WHAT YOU ARE ASKED TO DO →
Please report every line from the material that contains the word "JSON".

[Recorded data]
--- Begin ---

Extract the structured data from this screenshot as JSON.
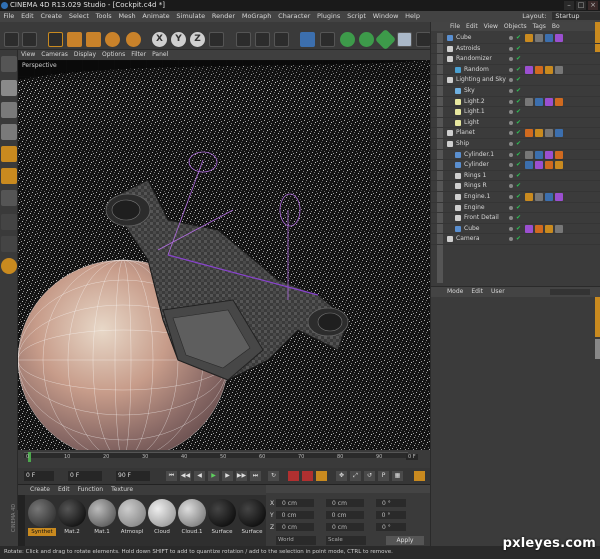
{
  "window": {
    "title": "CINEMA 4D R13.029 Studio - [Cockpit.c4d *]",
    "controls": [
      "–",
      "□",
      "×"
    ]
  },
  "menubar": {
    "items": [
      "File",
      "Edit",
      "Create",
      "Select",
      "Tools",
      "Mesh",
      "Animate",
      "Simulate",
      "Render",
      "MoGraph",
      "Character",
      "Plugins",
      "Script",
      "Window",
      "Help"
    ],
    "layout_label": "Layout:",
    "layout_value": "Startup"
  },
  "toolbar": {
    "axis_buttons": [
      "X",
      "Y",
      "Z"
    ]
  },
  "viewport": {
    "menu": [
      "View",
      "Cameras",
      "Display",
      "Options",
      "Filter",
      "Panel"
    ],
    "label": "Perspective"
  },
  "timeline": {
    "ticks": [
      "0",
      "10",
      "20",
      "30",
      "40",
      "50",
      "60",
      "70",
      "80",
      "90"
    ],
    "end_frame": "0 F"
  },
  "playbar": {
    "start_field": "0 F",
    "min_field": "0 F",
    "max_field": "90 F"
  },
  "materials": {
    "menu": [
      "Create",
      "Edit",
      "Function",
      "Texture"
    ],
    "swatches": [
      {
        "label": "Synthet",
        "selected": true
      },
      {
        "label": "Mat.2",
        "selected": false
      },
      {
        "label": "Mat.1",
        "selected": false
      },
      {
        "label": "Atmospl",
        "selected": false
      },
      {
        "label": "Cloud",
        "selected": false
      },
      {
        "label": "Cloud.1",
        "selected": false
      },
      {
        "label": "Surface",
        "selected": false
      },
      {
        "label": "Surface",
        "selected": false
      }
    ],
    "side_brand": "CINEMA 4D"
  },
  "coordinates": {
    "rows": [
      {
        "axis": "X",
        "a": "0 cm",
        "b": "0 cm",
        "c": "0 °"
      },
      {
        "axis": "Y",
        "a": "0 cm",
        "b": "0 cm",
        "c": "0 °"
      },
      {
        "axis": "Z",
        "a": "0 cm",
        "b": "0 cm",
        "c": "0 °"
      }
    ],
    "col_prefixes": [
      "X",
      "H"
    ],
    "mode_select": "World",
    "scale_select": "Scale",
    "apply_label": "Apply"
  },
  "objects": {
    "menu": [
      "File",
      "Edit",
      "View",
      "Objects",
      "Tags",
      "Bo"
    ],
    "rows": [
      {
        "name": "Cube",
        "indent": 0,
        "icon": "cube-icon"
      },
      {
        "name": "Astroids",
        "indent": 0,
        "icon": "null-icon"
      },
      {
        "name": "Randomizer",
        "indent": 0,
        "icon": "null-icon"
      },
      {
        "name": "Random",
        "indent": 1,
        "icon": "effector-icon"
      },
      {
        "name": "Lighting and Sky",
        "indent": 0,
        "icon": "null-icon"
      },
      {
        "name": "Sky",
        "indent": 1,
        "icon": "sky-icon"
      },
      {
        "name": "Light.2",
        "indent": 1,
        "icon": "light-icon"
      },
      {
        "name": "Light.1",
        "indent": 1,
        "icon": "light-icon"
      },
      {
        "name": "Light",
        "indent": 1,
        "icon": "light-icon"
      },
      {
        "name": "Planet",
        "indent": 0,
        "icon": "null-icon"
      },
      {
        "name": "Ship",
        "indent": 0,
        "icon": "null-icon"
      },
      {
        "name": "Cylinder.1",
        "indent": 1,
        "icon": "cylinder-icon"
      },
      {
        "name": "Cylinder",
        "indent": 1,
        "icon": "cylinder-icon"
      },
      {
        "name": "Rings 1",
        "indent": 1,
        "icon": "null-icon"
      },
      {
        "name": "Rings R",
        "indent": 1,
        "icon": "null-icon"
      },
      {
        "name": "Engine.1",
        "indent": 1,
        "icon": "null-icon"
      },
      {
        "name": "Engine",
        "indent": 1,
        "icon": "null-icon"
      },
      {
        "name": "Front Detail",
        "indent": 1,
        "icon": "null-icon"
      },
      {
        "name": "Cube",
        "indent": 1,
        "icon": "cube-icon"
      },
      {
        "name": "Camera",
        "indent": 0,
        "icon": "camera-icon"
      }
    ]
  },
  "attributes": {
    "menu": [
      "Mode",
      "Edit",
      "User"
    ]
  },
  "status": {
    "text": "Rotate: Click and drag to rotate elements. Hold down SHIFT to add to quantize rotation / add to the selection in point mode, CTRL to remove."
  },
  "watermark": "pxleyes.com",
  "colors": {
    "accent_orange": "#c98a1f",
    "selection_green": "#2fbf55",
    "icon_blue": "#3c6fae"
  }
}
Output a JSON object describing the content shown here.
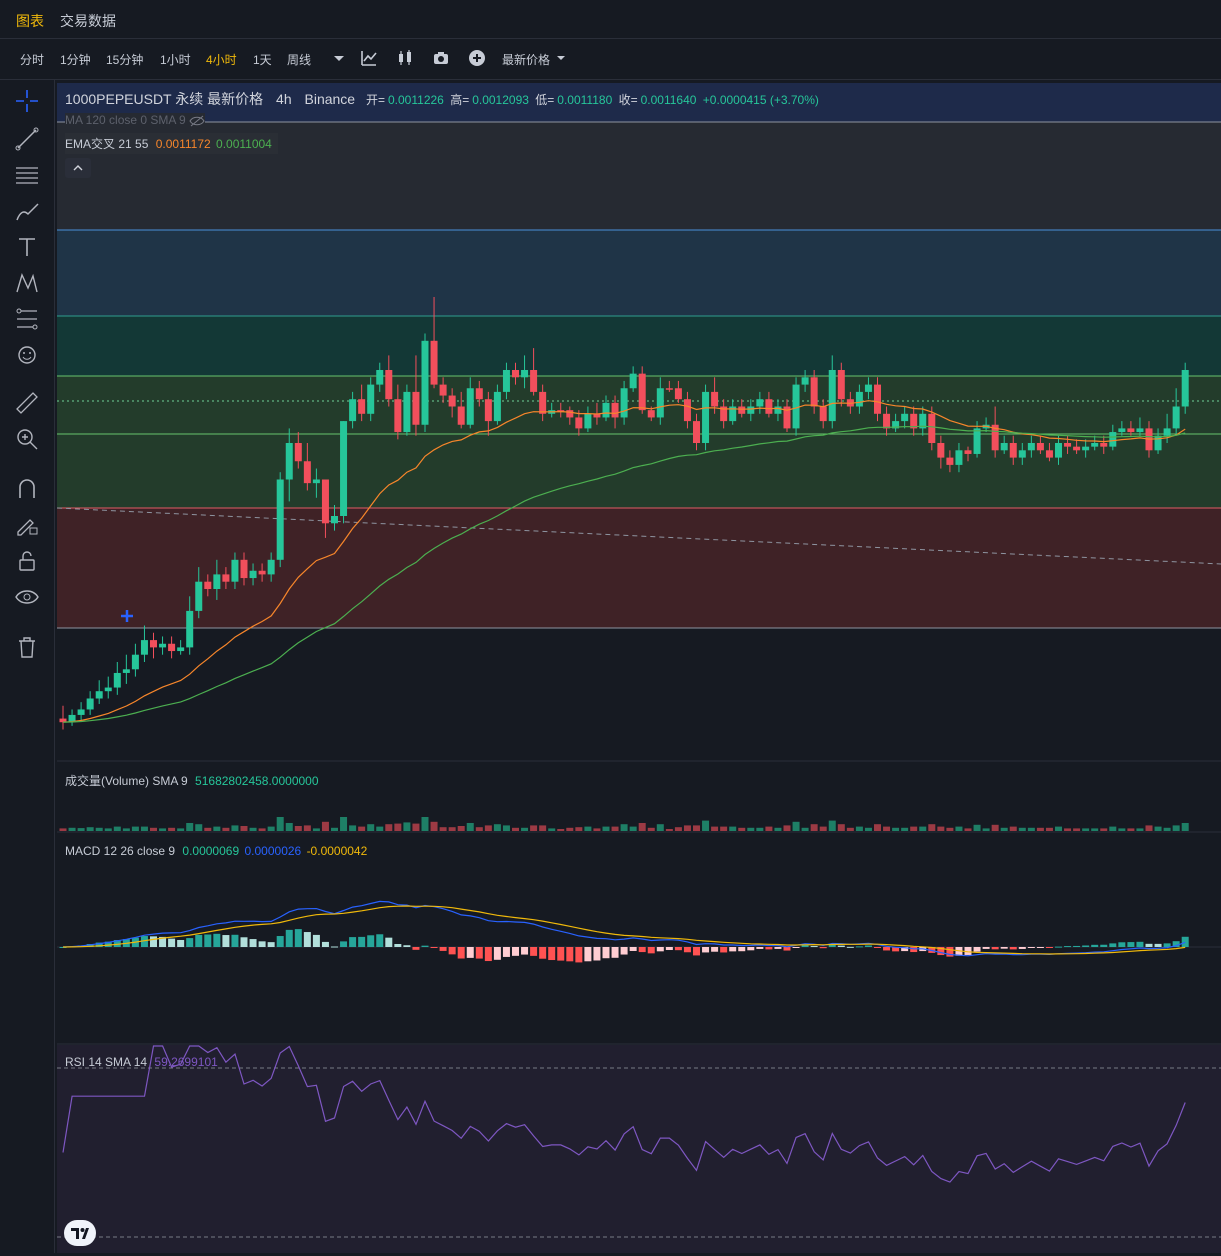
{
  "top_tabs": [
    {
      "label": "图表",
      "active": true
    },
    {
      "label": "交易数据",
      "active": false
    }
  ],
  "timeframes": [
    {
      "label": "分时",
      "active": false
    },
    {
      "label": "1分钟",
      "active": false
    },
    {
      "label": "15分钟",
      "active": false
    },
    {
      "label": "1小时",
      "active": false
    },
    {
      "label": "4小时",
      "active": true
    },
    {
      "label": "1天",
      "active": false
    },
    {
      "label": "周线",
      "active": false
    }
  ],
  "price_type_label": "最新价格",
  "header": {
    "symbol": "1000PEPEUSDT 永续 最新价格",
    "interval": "4h",
    "exchange": "Binance",
    "open_label": "开=",
    "open": "0.0011226",
    "high_label": "高=",
    "high": "0.0012093",
    "low_label": "低=",
    "low": "0.0011180",
    "close_label": "收=",
    "close": "0.0011640",
    "change": "+0.0000415 (+3.70%)"
  },
  "ma_legend": "MA 120 close 0 SMA 9",
  "ema_legend": {
    "label": "EMA交叉 21 55",
    "v1": "0.0011172",
    "v2": "0.0011004"
  },
  "volume_legend": {
    "label": "成交量(Volume) SMA 9",
    "value": "51682802458.0000000"
  },
  "macd_legend": {
    "label": "MACD 12 26 close 9",
    "hist": "0.0000069",
    "macd": "0.0000026",
    "signal": "-0.0000042"
  },
  "rsi_legend": {
    "label": "RSI 14 SMA 14",
    "value": "59.2699101"
  },
  "colors": {
    "up": "#26c69a",
    "down": "#f24f5c",
    "accent": "#f0b90b",
    "ema_fast": "#f7862b",
    "ema_slow": "#4caf50",
    "macd_line": "#2962ff",
    "signal_line": "#f0b90b",
    "rsi": "#7e57c2"
  },
  "chart_data": {
    "type": "candlestick",
    "symbol": "1000PEPEUSDT",
    "interval": "4h",
    "candles_rel": [
      [
        0.955,
        0.965,
        0.92,
        0.985
      ],
      [
        0.965,
        0.945,
        0.93,
        0.975
      ],
      [
        0.945,
        0.93,
        0.91,
        0.96
      ],
      [
        0.93,
        0.9,
        0.88,
        0.945
      ],
      [
        0.9,
        0.88,
        0.85,
        0.915
      ],
      [
        0.88,
        0.87,
        0.84,
        0.9
      ],
      [
        0.87,
        0.83,
        0.8,
        0.89
      ],
      [
        0.83,
        0.82,
        0.78,
        0.86
      ],
      [
        0.82,
        0.78,
        0.75,
        0.84
      ],
      [
        0.78,
        0.74,
        0.7,
        0.8
      ],
      [
        0.74,
        0.76,
        0.72,
        0.79
      ],
      [
        0.76,
        0.75,
        0.73,
        0.78
      ],
      [
        0.75,
        0.77,
        0.73,
        0.79
      ],
      [
        0.77,
        0.76,
        0.74,
        0.78
      ],
      [
        0.76,
        0.66,
        0.62,
        0.78
      ],
      [
        0.66,
        0.58,
        0.54,
        0.68
      ],
      [
        0.58,
        0.6,
        0.56,
        0.62
      ],
      [
        0.6,
        0.56,
        0.52,
        0.63
      ],
      [
        0.56,
        0.58,
        0.54,
        0.6
      ],
      [
        0.58,
        0.52,
        0.5,
        0.6
      ],
      [
        0.52,
        0.57,
        0.5,
        0.59
      ],
      [
        0.57,
        0.55,
        0.53,
        0.59
      ],
      [
        0.55,
        0.56,
        0.53,
        0.58
      ],
      [
        0.56,
        0.52,
        0.5,
        0.58
      ],
      [
        0.52,
        0.3,
        0.28,
        0.54
      ],
      [
        0.3,
        0.2,
        0.16,
        0.36
      ],
      [
        0.2,
        0.25,
        0.17,
        0.27
      ],
      [
        0.25,
        0.31,
        0.2,
        0.33
      ],
      [
        0.31,
        0.3,
        0.27,
        0.35
      ],
      [
        0.3,
        0.42,
        0.3,
        0.46
      ],
      [
        0.42,
        0.4,
        0.37,
        0.44
      ],
      [
        0.4,
        0.14,
        0.14,
        0.42
      ],
      [
        0.14,
        0.08,
        0.06,
        0.16
      ],
      [
        0.08,
        0.12,
        0.04,
        0.14
      ],
      [
        0.12,
        0.04,
        0.02,
        0.14
      ],
      [
        0.04,
        0.0,
        -0.02,
        0.06
      ],
      [
        0.0,
        0.08,
        -0.04,
        0.1
      ],
      [
        0.08,
        0.17,
        0.04,
        0.19
      ],
      [
        0.17,
        0.06,
        0.04,
        0.18
      ],
      [
        0.06,
        0.15,
        -0.04,
        0.18
      ],
      [
        0.15,
        -0.08,
        -0.1,
        0.17
      ],
      [
        -0.08,
        0.04,
        -0.2,
        0.05
      ],
      [
        0.04,
        0.07,
        0.02,
        0.09
      ],
      [
        0.07,
        0.1,
        0.05,
        0.13
      ],
      [
        0.1,
        0.15,
        0.06,
        0.16
      ],
      [
        0.15,
        0.05,
        0.02,
        0.16
      ],
      [
        0.05,
        0.08,
        0.03,
        0.1
      ],
      [
        0.08,
        0.14,
        0.06,
        0.18
      ],
      [
        0.14,
        0.06,
        0.04,
        0.15
      ],
      [
        0.06,
        0.0,
        -0.02,
        0.08
      ],
      [
        0.0,
        0.02,
        -0.02,
        0.04
      ],
      [
        0.02,
        0.0,
        -0.04,
        0.05
      ],
      [
        0.0,
        0.06,
        -0.06,
        0.07
      ],
      [
        0.06,
        0.12,
        0.04,
        0.14
      ],
      [
        0.12,
        0.11,
        0.09,
        0.13
      ],
      [
        0.11,
        0.11,
        0.09,
        0.13
      ],
      [
        0.11,
        0.13,
        0.1,
        0.15
      ],
      [
        0.13,
        0.16,
        0.11,
        0.18
      ],
      [
        0.16,
        0.12,
        0.1,
        0.17
      ],
      [
        0.12,
        0.13,
        0.09,
        0.15
      ],
      [
        0.13,
        0.09,
        0.07,
        0.14
      ],
      [
        0.09,
        0.13,
        0.07,
        0.16
      ],
      [
        0.13,
        0.05,
        0.03,
        0.15
      ],
      [
        0.05,
        0.01,
        -0.01,
        0.06
      ],
      [
        0.01,
        0.11,
        -0.01,
        0.12
      ],
      [
        0.11,
        0.13,
        0.1,
        0.14
      ],
      [
        0.13,
        0.05,
        0.02,
        0.15
      ],
      [
        0.05,
        0.05,
        0.03,
        0.06
      ],
      [
        0.05,
        0.08,
        0.03,
        0.09
      ],
      [
        0.08,
        0.14,
        0.06,
        0.16
      ],
      [
        0.14,
        0.2,
        0.12,
        0.22
      ],
      [
        0.2,
        0.06,
        0.04,
        0.22
      ],
      [
        0.06,
        0.1,
        0.02,
        0.12
      ],
      [
        0.1,
        0.14,
        0.08,
        0.16
      ],
      [
        0.14,
        0.1,
        0.08,
        0.15
      ],
      [
        0.1,
        0.12,
        0.08,
        0.13
      ],
      [
        0.12,
        0.1,
        0.08,
        0.14
      ],
      [
        0.1,
        0.08,
        0.06,
        0.12
      ],
      [
        0.08,
        0.12,
        0.06,
        0.13
      ],
      [
        0.12,
        0.1,
        0.08,
        0.14
      ],
      [
        0.1,
        0.16,
        0.08,
        0.17
      ],
      [
        0.16,
        0.04,
        0.02,
        0.18
      ],
      [
        0.04,
        0.02,
        0.0,
        0.06
      ],
      [
        0.02,
        0.1,
        0.0,
        0.12
      ],
      [
        0.1,
        0.14,
        0.08,
        0.16
      ],
      [
        0.14,
        0.0,
        -0.04,
        0.16
      ],
      [
        0.0,
        0.08,
        -0.02,
        0.1
      ],
      [
        0.08,
        0.1,
        0.06,
        0.12
      ],
      [
        0.1,
        0.06,
        0.04,
        0.12
      ],
      [
        0.06,
        0.04,
        0.02,
        0.08
      ],
      [
        0.04,
        0.12,
        0.02,
        0.14
      ],
      [
        0.12,
        0.16,
        0.1,
        0.18
      ],
      [
        0.16,
        0.14,
        0.12,
        0.17
      ],
      [
        0.14,
        0.12,
        0.1,
        0.16
      ],
      [
        0.12,
        0.16,
        0.1,
        0.18
      ],
      [
        0.16,
        0.12,
        0.1,
        0.18
      ],
      [
        0.12,
        0.2,
        0.1,
        0.22
      ],
      [
        0.2,
        0.24,
        0.18,
        0.27
      ],
      [
        0.24,
        0.26,
        0.22,
        0.28
      ],
      [
        0.26,
        0.22,
        0.2,
        0.28
      ],
      [
        0.22,
        0.23,
        0.21,
        0.25
      ],
      [
        0.23,
        0.16,
        0.14,
        0.24
      ],
      [
        0.16,
        0.15,
        0.13,
        0.17
      ],
      [
        0.15,
        0.22,
        0.1,
        0.24
      ],
      [
        0.22,
        0.2,
        0.18,
        0.23
      ],
      [
        0.2,
        0.24,
        0.18,
        0.26
      ],
      [
        0.24,
        0.22,
        0.2,
        0.26
      ],
      [
        0.22,
        0.2,
        0.18,
        0.24
      ],
      [
        0.2,
        0.22,
        0.18,
        0.23
      ],
      [
        0.22,
        0.24,
        0.2,
        0.25
      ],
      [
        0.24,
        0.2,
        0.18,
        0.26
      ],
      [
        0.2,
        0.21,
        0.18,
        0.23
      ],
      [
        0.21,
        0.22,
        0.19,
        0.23
      ],
      [
        0.22,
        0.21,
        0.19,
        0.24
      ],
      [
        0.21,
        0.2,
        0.18,
        0.22
      ],
      [
        0.2,
        0.21,
        0.18,
        0.23
      ],
      [
        0.21,
        0.17,
        0.15,
        0.22
      ],
      [
        0.17,
        0.16,
        0.14,
        0.18
      ],
      [
        0.16,
        0.17,
        0.14,
        0.18
      ],
      [
        0.17,
        0.16,
        0.13,
        0.18
      ],
      [
        0.16,
        0.22,
        0.14,
        0.24
      ],
      [
        0.22,
        0.18,
        0.16,
        0.23
      ],
      [
        0.18,
        0.16,
        0.12,
        0.2
      ],
      [
        0.16,
        0.1,
        0.05,
        0.18
      ],
      [
        0.1,
        0.0,
        -0.02,
        0.12
      ]
    ]
  }
}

--- End ---

EXERCISE RESULT →
Extract the structured data from this screenshot as JSON.
Output a JSON object describing the content shown here.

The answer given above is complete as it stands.